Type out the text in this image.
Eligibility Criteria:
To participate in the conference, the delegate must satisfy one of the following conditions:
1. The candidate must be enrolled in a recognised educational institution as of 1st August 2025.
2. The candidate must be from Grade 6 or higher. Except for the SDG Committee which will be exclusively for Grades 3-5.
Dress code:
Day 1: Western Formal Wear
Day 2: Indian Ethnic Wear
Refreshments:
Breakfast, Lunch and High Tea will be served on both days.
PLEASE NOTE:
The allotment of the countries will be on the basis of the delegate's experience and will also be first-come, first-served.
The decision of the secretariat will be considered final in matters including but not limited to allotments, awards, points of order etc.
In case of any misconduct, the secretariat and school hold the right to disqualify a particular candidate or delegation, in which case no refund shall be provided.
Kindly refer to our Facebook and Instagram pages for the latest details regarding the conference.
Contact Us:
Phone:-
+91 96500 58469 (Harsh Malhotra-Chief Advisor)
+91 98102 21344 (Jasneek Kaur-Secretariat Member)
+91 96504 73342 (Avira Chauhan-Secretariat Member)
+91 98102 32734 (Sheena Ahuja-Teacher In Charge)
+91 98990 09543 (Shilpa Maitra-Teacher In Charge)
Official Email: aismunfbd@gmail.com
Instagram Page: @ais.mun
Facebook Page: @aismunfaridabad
_____
Word for word, extract all the records.

Type out the text in this image.
Eligibility Criteria:
To participate in the conference, the delegate must satisfy one of the following conditions:
1. The candidate must be enrolled in a recognised educational institution as of 1st August 2025.
2. The candidate must be from Grade 6 or higher. Except for the SDG Committee which will be exclusively for Grades 3-5.
Dress code:
Day 1: Western Formal Wear
Day 2: Indian Ethnic Wear
Refreshments:
Breakfast, Lunch and High Tea will be served on both days.
PLEASE NOTE:
The allotment of the countries will be on the basis of the delegate's experience and will also be first-come, first-served.
The decision of the secretariat will be considered final in matters including but not limited to allotments, awards, points of order etc.
In case of any misconduct, the secretariat and school hold the right to disqualify a particular candidate or delegation, in which case no refund shall be provided.
Kindly refer to our Facebook and Instagram pages for the latest details regarding the conference.
Contact Us:
Phone:-
+91 96500 58469 (Harsh Malhotra-Chief Advisor)
+91 98102 21344 (Jasneek Kaur-Secretariat Member)
+91 96504 73342 (Avira Chauhan-Secretariat Member)
+91 98102 32734 (Sheena Ahuja-Teacher In Charge)
+91 98990 09543 (Shilpa Maitra-Teacher In Charge)
Official Email: aismunfbd@gmail.com
Instagram Page: @ais.mun
Facebook Page: @aismunfaridabad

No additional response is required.